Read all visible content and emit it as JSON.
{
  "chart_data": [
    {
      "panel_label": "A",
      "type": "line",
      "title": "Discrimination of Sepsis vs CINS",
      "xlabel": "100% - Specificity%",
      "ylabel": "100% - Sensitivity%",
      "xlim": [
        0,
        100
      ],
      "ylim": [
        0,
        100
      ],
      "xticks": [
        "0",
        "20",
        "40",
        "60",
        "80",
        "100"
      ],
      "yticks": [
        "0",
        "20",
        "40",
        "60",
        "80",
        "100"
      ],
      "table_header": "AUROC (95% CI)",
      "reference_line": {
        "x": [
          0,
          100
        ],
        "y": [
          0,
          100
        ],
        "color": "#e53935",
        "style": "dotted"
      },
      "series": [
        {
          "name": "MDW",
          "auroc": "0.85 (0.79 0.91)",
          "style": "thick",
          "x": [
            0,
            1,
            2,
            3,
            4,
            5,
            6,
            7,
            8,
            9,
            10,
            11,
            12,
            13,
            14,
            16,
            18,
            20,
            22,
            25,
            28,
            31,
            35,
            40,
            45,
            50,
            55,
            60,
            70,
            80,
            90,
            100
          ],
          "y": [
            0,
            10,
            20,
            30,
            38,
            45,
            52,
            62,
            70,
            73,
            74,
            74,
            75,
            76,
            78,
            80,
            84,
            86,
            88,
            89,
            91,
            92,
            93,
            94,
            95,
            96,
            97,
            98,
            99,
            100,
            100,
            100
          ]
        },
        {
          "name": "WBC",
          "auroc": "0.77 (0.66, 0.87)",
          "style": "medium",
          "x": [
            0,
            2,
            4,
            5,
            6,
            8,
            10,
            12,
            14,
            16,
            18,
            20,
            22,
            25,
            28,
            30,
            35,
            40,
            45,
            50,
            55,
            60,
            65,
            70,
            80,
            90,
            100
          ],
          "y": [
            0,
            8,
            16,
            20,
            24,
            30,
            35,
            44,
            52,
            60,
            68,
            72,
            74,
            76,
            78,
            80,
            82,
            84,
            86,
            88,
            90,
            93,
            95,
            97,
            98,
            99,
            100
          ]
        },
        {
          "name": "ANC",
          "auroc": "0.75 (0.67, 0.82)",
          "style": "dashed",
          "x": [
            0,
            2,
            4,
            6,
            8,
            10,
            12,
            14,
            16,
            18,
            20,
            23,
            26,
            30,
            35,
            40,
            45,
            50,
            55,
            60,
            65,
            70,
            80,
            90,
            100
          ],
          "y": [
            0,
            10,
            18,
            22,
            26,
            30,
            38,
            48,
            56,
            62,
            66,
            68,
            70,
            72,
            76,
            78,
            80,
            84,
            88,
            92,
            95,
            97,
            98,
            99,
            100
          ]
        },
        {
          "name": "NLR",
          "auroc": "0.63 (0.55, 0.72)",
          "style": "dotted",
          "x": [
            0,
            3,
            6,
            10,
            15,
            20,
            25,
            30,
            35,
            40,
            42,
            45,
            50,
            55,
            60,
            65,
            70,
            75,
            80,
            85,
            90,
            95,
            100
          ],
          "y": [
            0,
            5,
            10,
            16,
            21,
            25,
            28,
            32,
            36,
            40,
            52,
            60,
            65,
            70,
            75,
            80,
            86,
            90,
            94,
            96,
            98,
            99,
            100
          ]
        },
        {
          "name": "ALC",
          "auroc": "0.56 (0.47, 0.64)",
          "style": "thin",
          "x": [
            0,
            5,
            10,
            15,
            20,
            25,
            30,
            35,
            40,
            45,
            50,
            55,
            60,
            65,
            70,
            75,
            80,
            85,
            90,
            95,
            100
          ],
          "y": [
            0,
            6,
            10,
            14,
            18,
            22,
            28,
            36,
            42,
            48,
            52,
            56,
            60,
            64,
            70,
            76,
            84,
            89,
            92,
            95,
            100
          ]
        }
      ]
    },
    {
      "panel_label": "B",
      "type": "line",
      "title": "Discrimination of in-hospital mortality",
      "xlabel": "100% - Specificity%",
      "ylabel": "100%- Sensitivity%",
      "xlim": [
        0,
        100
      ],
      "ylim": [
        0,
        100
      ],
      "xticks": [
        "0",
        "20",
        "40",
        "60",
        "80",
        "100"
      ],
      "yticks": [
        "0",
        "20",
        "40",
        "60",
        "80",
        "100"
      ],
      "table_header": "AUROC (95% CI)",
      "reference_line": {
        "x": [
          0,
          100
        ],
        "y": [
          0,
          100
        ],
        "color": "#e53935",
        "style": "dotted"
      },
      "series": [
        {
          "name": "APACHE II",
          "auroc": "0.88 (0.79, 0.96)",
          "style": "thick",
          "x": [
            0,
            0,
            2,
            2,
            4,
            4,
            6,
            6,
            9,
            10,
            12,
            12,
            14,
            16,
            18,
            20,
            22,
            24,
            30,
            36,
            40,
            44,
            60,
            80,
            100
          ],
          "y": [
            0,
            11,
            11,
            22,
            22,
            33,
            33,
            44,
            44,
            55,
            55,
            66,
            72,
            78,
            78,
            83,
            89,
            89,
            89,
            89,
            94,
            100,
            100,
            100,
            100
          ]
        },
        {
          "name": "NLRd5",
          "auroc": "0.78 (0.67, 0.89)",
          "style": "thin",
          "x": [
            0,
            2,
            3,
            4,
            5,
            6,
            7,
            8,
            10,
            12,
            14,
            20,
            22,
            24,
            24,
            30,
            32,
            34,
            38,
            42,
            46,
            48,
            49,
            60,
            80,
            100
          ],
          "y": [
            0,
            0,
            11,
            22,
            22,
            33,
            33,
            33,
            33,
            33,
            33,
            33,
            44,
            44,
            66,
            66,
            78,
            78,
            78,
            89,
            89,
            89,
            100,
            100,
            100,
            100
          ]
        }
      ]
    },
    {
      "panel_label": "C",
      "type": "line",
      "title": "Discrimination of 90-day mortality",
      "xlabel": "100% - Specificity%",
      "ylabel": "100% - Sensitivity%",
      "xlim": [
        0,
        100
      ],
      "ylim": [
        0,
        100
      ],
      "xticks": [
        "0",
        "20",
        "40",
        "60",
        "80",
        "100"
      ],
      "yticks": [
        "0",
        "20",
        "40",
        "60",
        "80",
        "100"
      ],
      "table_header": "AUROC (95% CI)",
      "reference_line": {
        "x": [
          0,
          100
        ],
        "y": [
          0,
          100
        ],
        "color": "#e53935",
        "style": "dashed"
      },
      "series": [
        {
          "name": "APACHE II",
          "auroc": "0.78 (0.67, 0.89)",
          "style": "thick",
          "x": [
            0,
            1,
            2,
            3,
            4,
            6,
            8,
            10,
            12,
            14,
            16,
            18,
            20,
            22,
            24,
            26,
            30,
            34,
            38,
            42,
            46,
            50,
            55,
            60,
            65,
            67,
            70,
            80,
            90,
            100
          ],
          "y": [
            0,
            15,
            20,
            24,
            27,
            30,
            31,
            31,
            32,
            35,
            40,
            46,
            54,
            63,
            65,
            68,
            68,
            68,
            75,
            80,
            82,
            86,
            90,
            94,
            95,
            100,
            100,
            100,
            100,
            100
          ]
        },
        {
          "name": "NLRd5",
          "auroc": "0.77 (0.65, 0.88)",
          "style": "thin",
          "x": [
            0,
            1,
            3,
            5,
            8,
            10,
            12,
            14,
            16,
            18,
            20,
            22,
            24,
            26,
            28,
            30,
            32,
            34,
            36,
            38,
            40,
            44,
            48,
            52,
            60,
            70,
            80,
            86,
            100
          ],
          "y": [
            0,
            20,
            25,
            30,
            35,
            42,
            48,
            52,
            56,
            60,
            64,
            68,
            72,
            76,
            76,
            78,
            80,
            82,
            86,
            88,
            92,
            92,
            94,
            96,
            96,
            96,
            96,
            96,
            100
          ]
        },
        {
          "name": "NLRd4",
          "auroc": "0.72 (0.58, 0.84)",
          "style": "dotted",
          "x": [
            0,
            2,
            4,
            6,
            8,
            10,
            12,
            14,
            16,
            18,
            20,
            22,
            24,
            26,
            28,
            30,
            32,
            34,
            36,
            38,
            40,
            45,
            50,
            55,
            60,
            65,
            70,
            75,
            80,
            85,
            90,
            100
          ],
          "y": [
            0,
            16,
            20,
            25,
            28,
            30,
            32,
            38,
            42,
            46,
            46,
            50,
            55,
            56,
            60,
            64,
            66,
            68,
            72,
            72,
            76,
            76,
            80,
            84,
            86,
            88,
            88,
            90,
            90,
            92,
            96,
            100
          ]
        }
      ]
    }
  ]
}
● ● ●
EXERCISE INSTRUCTIONS -
Looking at the data above, show all lines where the word "title" occurs.

COMPLETED EXERCISE -
      "title": "Discrimination of Sepsis vs CINS",
      "title": "Discrimination of in-hospital mortality",
      "title": "Discrimination of 90-day mortality",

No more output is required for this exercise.